- _Given problem_:
Skip the pictures. Reproduce all other material exactly.
═══ Record extracts
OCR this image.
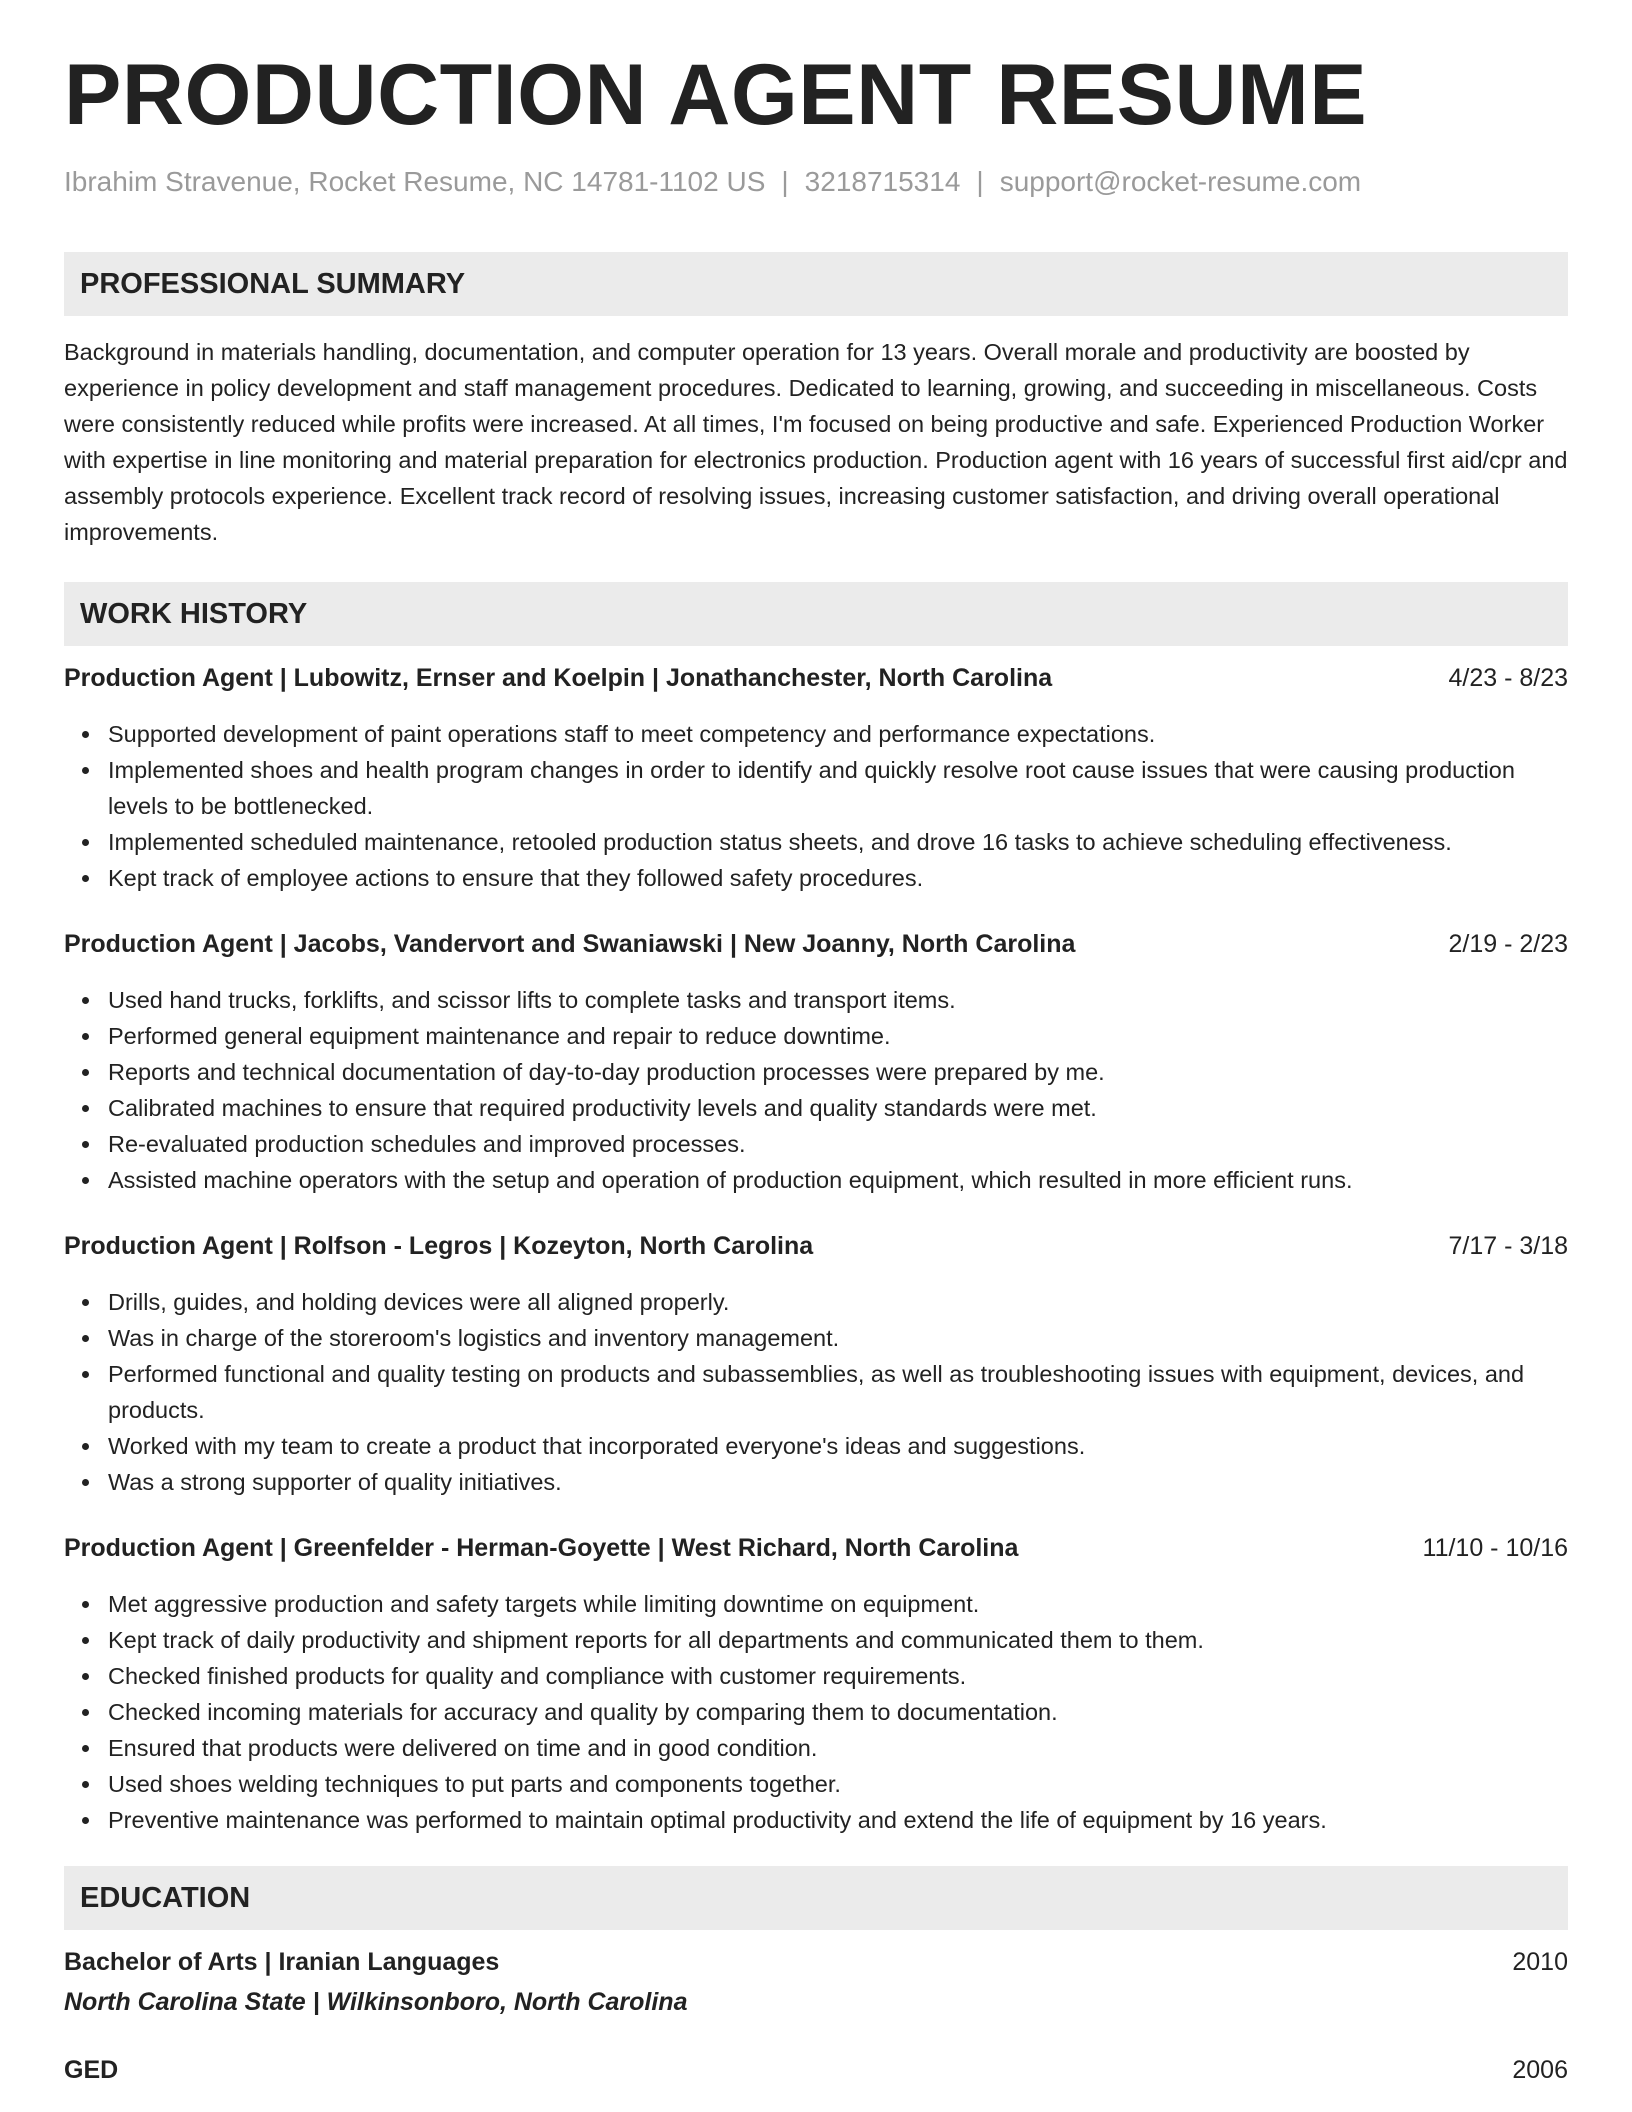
PRODUCTION AGENT RESUME
Ibrahim Stravenue, Rocket Resume, NC 14781-1102 US | 3218715314 | support@rocket-resume.com
PROFESSIONAL SUMMARY

Background in materials handling, documentation, and computer operation for 13 years. Overall morale and productivity are boosted by experience in policy development and staff management procedures. Dedicated to learning, growing, and succeeding in miscellaneous. Costs were consistently reduced while profits were increased. At all times, I'm focused on being productive and safe. Experienced Production Worker with expertise in line monitoring and material preparation for electronics production. Production agent with 16 years of successful first aid/cpr and assembly protocols experience. Excellent track record of resolving issues, increasing customer satisfaction, and driving overall operational improvements.

WORK HISTORY
Production Agent | Lubowitz, Ernser and Koelpin | Jonathanchester, North Carolina	4/23 - 8/23
Supported development of paint operations staff to meet competency and performance expectations.
Implemented shoes and health program changes in order to identify and quickly resolve root cause issues that were causing production levels to be bottlenecked.
Implemented scheduled maintenance, retooled production status sheets, and drove 16 tasks to achieve scheduling effectiveness.
Kept track of employee actions to ensure that they followed safety procedures.
Production Agent | Jacobs, Vandervort and Swaniawski | New Joanny, North Carolina	2/19 - 2/23
Used hand trucks, forklifts, and scissor lifts to complete tasks and transport items.
Performed general equipment maintenance and repair to reduce downtime.
Reports and technical documentation of day-to-day production processes were prepared by me.
Calibrated machines to ensure that required productivity levels and quality standards were met.
Re-evaluated production schedules and improved processes.
Assisted machine operators with the setup and operation of production equipment, which resulted in more efficient runs.
Production Agent | Rolfson - Legros | Kozeyton, North Carolina	7/17 - 3/18
Drills, guides, and holding devices were all aligned properly.
Was in charge of the storeroom's logistics and inventory management.
Performed functional and quality testing on products and subassemblies, as well as troubleshooting issues with equipment, devices, and products.
Worked with my team to create a product that incorporated everyone's ideas and suggestions.
Was a strong supporter of quality initiatives.
Production Agent | Greenfelder - Herman-Goyette | West Richard, North Carolina	11/10 - 10/16
Met aggressive production and safety targets while limiting downtime on equipment.
Kept track of daily productivity and shipment reports for all departments and communicated them to them.
Checked finished products for quality and compliance with customer requirements.
Checked incoming materials for accuracy and quality by comparing them to documentation.
Ensured that products were delivered on time and in good condition.
Used shoes welding techniques to put parts and components together.
Preventive maintenance was performed to maintain optimal productivity and extend the life of equipment by 16 years.
EDUCATION
Bachelor of Arts | Iranian Languages	2010
North Carolina State | Wilkinsonboro, North Carolina
GED	2006
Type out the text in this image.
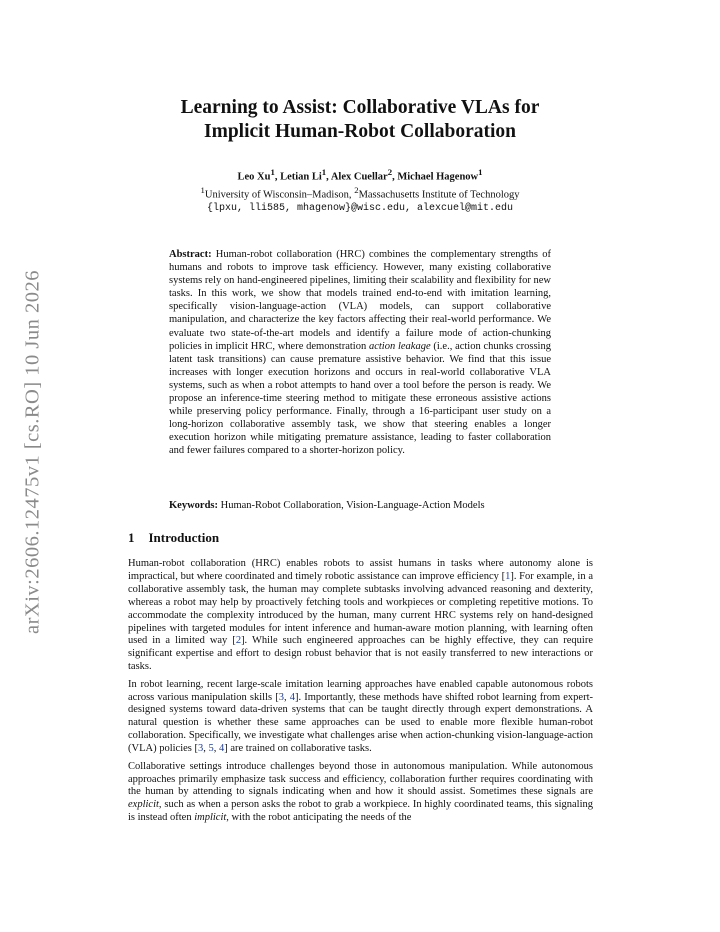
arXiv:2606.12475v1 [cs.RO] 10 Jun 2026
Learning to Assist: Collaborative VLAs for
Implicit Human-Robot Collaboration
Leo Xu$^1$, Letian Li$^1$, Alex Cuellar$^2$, Michael Hagenow$^1$
$^1$University of Wisconsin–Madison, $^2$Massachusetts Institute of Technology
{lpxu, lli585, mhagenow}@wisc.edu, alexcuel@mit.edu
Abstract: Human-robot collaboration (HRC) combines the complementary strengths of humans and robots to improve task efficiency. However, many existing collaborative systems rely on hand-engineered pipelines, limiting their scalability and flexibility for new tasks. In this work, we show that models trained end-to-end with imitation learning, specifically vision-language-action (VLA) models, can support collaborative manipulation, and characterize the key factors affecting their real-world performance. We evaluate two state-of-the-art models and identify a failure mode of action-chunking policies in implicit HRC, where demonstration action leakage (i.e., action chunks crossing latent task transitions) can cause premature assistive behavior. We find that this issue increases with longer execution horizons and occurs in real-world collaborative VLA systems, such as when a robot attempts to hand over a tool before the person is ready. We propose an inference-time steering method to mitigate these erroneous assistive actions while preserving policy performance. Finally, through a 16-participant user study on a long-horizon collaborative assembly task, we show that steering enables a longer execution horizon while mitigating premature assistance, leading to faster collaboration and fewer failures compared to a shorter-horizon policy.
Keywords: Human-Robot Collaboration, Vision-Language-Action Models
1 Introduction

Human-robot collaboration (HRC) enables robots to assist humans in tasks where autonomy alone is impractical, but where coordinated and timely robotic assistance can improve efficiency [1]. For example, in a collaborative assembly task, the human may complete subtasks involving advanced reasoning and dexterity, whereas a robot may help by proactively fetching tools and workpieces or completing repetitive motions. To accommodate the complexity introduced by the human, many current HRC systems rely on hand-designed pipelines with targeted modules for intent inference and human-aware motion planning, with learning often used in a limited way [2]. While such engineered approaches can be highly effective, they can require significant expertise and effort to design robust behavior that is not easily transferred to new interactions or tasks.

In robot learning, recent large-scale imitation learning approaches have enabled capable autonomous robots across various manipulation skills [3, 4]. Importantly, these methods have shifted robot learning from expert-designed systems toward data-driven systems that can be taught directly through expert demonstrations. A natural question is whether these same approaches can be used to enable more flexible human-robot collaboration. Specifically, we investigate what challenges arise when action-chunking vision-language-action (VLA) policies [3, 5, 4] are trained on collaborative tasks.

Collaborative settings introduce challenges beyond those in autonomous manipulation. While autonomous approaches primarily emphasize task success and efficiency, collaboration further requires coordinating with the human by attending to signals indicating when and how it should assist. Sometimes these signals are explicit, such as when a person asks the robot to grab a workpiece. In highly coordinated teams, this signaling is instead often implicit, with the robot anticipating the needs of the
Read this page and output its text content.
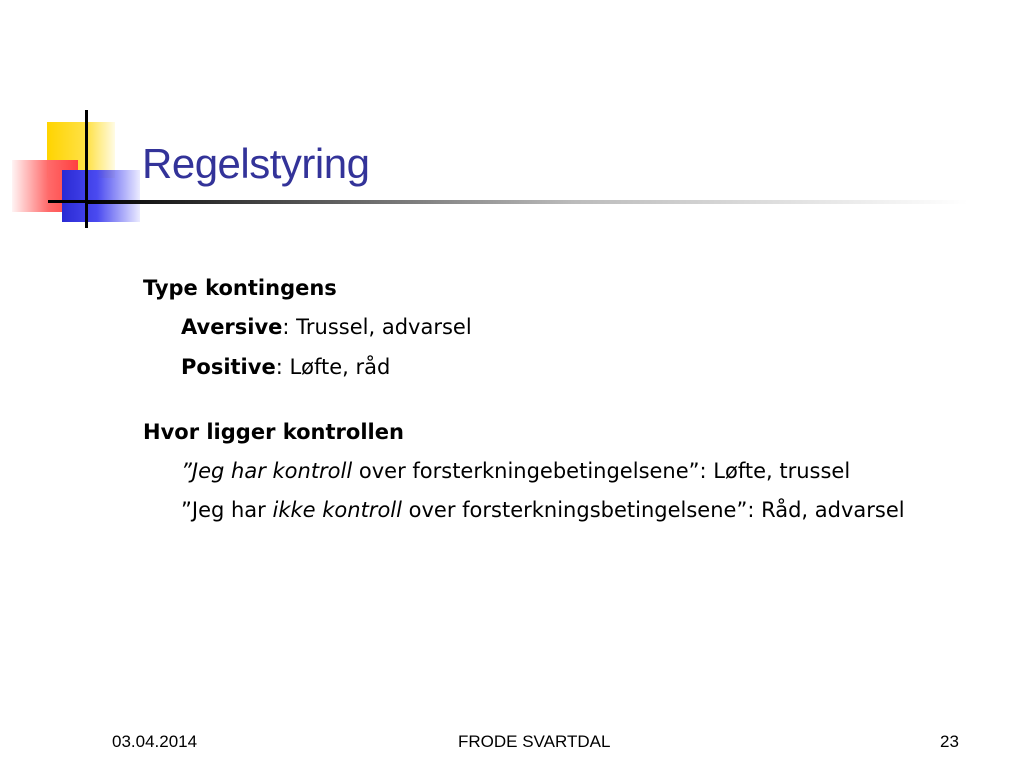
Regelstyring

Type kontingens

Aversive: Trussel, advarsel

Positive: Løfte, råd

Hvor ligger kontrollen

”Jeg har kontroll over forsterkningebetingelsene”: Løfte, trussel

”Jeg har ikke kontroll over forsterkningsbetingelsene”: Råd, advarsel

03.04.2014	FRODE SVARTDAL	23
══════
- _Response below_:
OCR this image.
PRODUCTION AGENT RESUME
Ibrahim Stravenue, Rocket Resume, NC 14781-1102 US | 3218715314 | support@rocket-resume.com
PROFESSIONAL SUMMARY

Background in materials handling, documentation, and computer operation for 13 years. Overall morale and productivity are boosted by experience in policy development and staff management procedures. Dedicated to learning, growing, and succeeding in miscellaneous. Costs were consistently reduced while profits were increased. At all times, I'm focused on being productive and safe. Experienced Production Worker with expertise in line monitoring and material preparation for electronics production. Production agent with 16 years of successful first aid/cpr and assembly protocols experience. Excellent track record of resolving issues, increasing customer satisfaction, and driving overall operational improvements.

WORK HISTORY
Production Agent | Lubowitz, Ernser and Koelpin | Jonathanchester, North Carolina	4/23 - 8/23
Supported development of paint operations staff to meet competency and performance expectations.
Implemented shoes and health program changes in order to identify and quickly resolve root cause issues that were causing production levels to be bottlenecked.
Implemented scheduled maintenance, retooled production status sheets, and drove 16 tasks to achieve scheduling effectiveness.
Kept track of employee actions to ensure that they followed safety procedures.
Production Agent | Jacobs, Vandervort and Swaniawski | New Joanny, North Carolina	2/19 - 2/23
Used hand trucks, forklifts, and scissor lifts to complete tasks and transport items.
Performed general equipment maintenance and repair to reduce downtime.
Reports and technical documentation of day-to-day production processes were prepared by me.
Calibrated machines to ensure that required productivity levels and quality standards were met.
Re-evaluated production schedules and improved processes.
Assisted machine operators with the setup and operation of production equipment, which resulted in more efficient runs.
Production Agent | Rolfson - Legros | Kozeyton, North Carolina	7/17 - 3/18
Drills, guides, and holding devices were all aligned properly.
Was in charge of the storeroom's logistics and inventory management.
Performed functional and quality testing on products and subassemblies, as well as troubleshooting issues with equipment, devices, and products.
Worked with my team to create a product that incorporated everyone's ideas and suggestions.
Was a strong supporter of quality initiatives.
Production Agent | Greenfelder - Herman-Goyette | West Richard, North Carolina	11/10 - 10/16
Met aggressive production and safety targets while limiting downtime on equipment.
Kept track of daily productivity and shipment reports for all departments and communicated them to them.
Checked finished products for quality and compliance with customer requirements.
Checked incoming materials for accuracy and quality by comparing them to documentation.
Ensured that products were delivered on time and in good condition.
Used shoes welding techniques to put parts and components together.
Preventive maintenance was performed to maintain optimal productivity and extend the life of equipment by 16 years.
EDUCATION
Bachelor of Arts | Iranian Languages	2010
North Carolina State | Wilkinsonboro, North Carolina
GED	2006
Type out the text in this image.
arXiv:2606.12475v1 [cs.RO] 10 Jun 2026
Learning to Assist: Collaborative VLAs for
Implicit Human-Robot Collaboration
Leo Xu$^1$, Letian Li$^1$, Alex Cuellar$^2$, Michael Hagenow$^1$
$^1$University of Wisconsin–Madison, $^2$Massachusetts Institute of Technology
{lpxu, lli585, mhagenow}@wisc.edu, alexcuel@mit.edu
Abstract: Human-robot collaboration (HRC) combines the complementary strengths of humans and robots to improve task efficiency. However, many existing collaborative systems rely on hand-engineered pipelines, limiting their scalability and flexibility for new tasks. In this work, we show that models trained end-to-end with imitation learning, specifically vision-language-action (VLA) models, can support collaborative manipulation, and characterize the key factors affecting their real-world performance. We evaluate two state-of-the-art models and identify a failure mode of action-chunking policies in implicit HRC, where demonstration action leakage (i.e., action chunks crossing latent task transitions) can cause premature assistive behavior. We find that this issue increases with longer execution horizons and occurs in real-world collaborative VLA systems, such as when a robot attempts to hand over a tool before the person is ready. We propose an inference-time steering method to mitigate these erroneous assistive actions while preserving policy performance. Finally, through a 16-participant user study on a long-horizon collaborative assembly task, we show that steering enables a longer execution horizon while mitigating premature assistance, leading to faster collaboration and fewer failures compared to a shorter-horizon policy.
Keywords: Human-Robot Collaboration, Vision-Language-Action Models
1 Introduction

Human-robot collaboration (HRC) enables robots to assist humans in tasks where autonomy alone is impractical, but where coordinated and timely robotic assistance can improve efficiency [1]. For example, in a collaborative assembly task, the human may complete subtasks involving advanced reasoning and dexterity, whereas a robot may help by proactively fetching tools and workpieces or completing repetitive motions. To accommodate the complexity introduced by the human, many current HRC systems rely on hand-designed pipelines with targeted modules for intent inference and human-aware motion planning, with learning often used in a limited way [2]. While such engineered approaches can be highly effective, they can require significant expertise and effort to design robust behavior that is not easily transferred to new interactions or tasks.

In robot learning, recent large-scale imitation learning approaches have enabled capable autonomous robots across various manipulation skills [3, 4]. Importantly, these methods have shifted robot learning from expert-designed systems toward data-driven systems that can be taught directly through expert demonstrations. A natural question is whether these same approaches can be used to enable more flexible human-robot collaboration. Specifically, we investigate what challenges arise when action-chunking vision-language-action (VLA) policies [3, 5, 4] are trained on collaborative tasks.

Collaborative settings introduce challenges beyond those in autonomous manipulation. While autonomous approaches primarily emphasize task success and efficiency, collaboration further requires coordinating with the human by attending to signals indicating when and how it should assist. Sometimes these signals are explicit, such as when a person asks the robot to grab a workpiece. In highly coordinated teams, this signaling is instead often implicit, with the robot anticipating the needs of the
Read this page and output its text content.
Regelstyring

Type kontingens

Aversive: Trussel, advarsel

Positive: Løfte, råd

Hvor ligger kontrollen

”Jeg har kontroll over forsterkningebetingelsene”: Løfte, trussel

”Jeg har ikke kontroll over forsterkningsbetingelsene”: Råd, advarsel

03.04.2014	FRODE SVARTDAL	23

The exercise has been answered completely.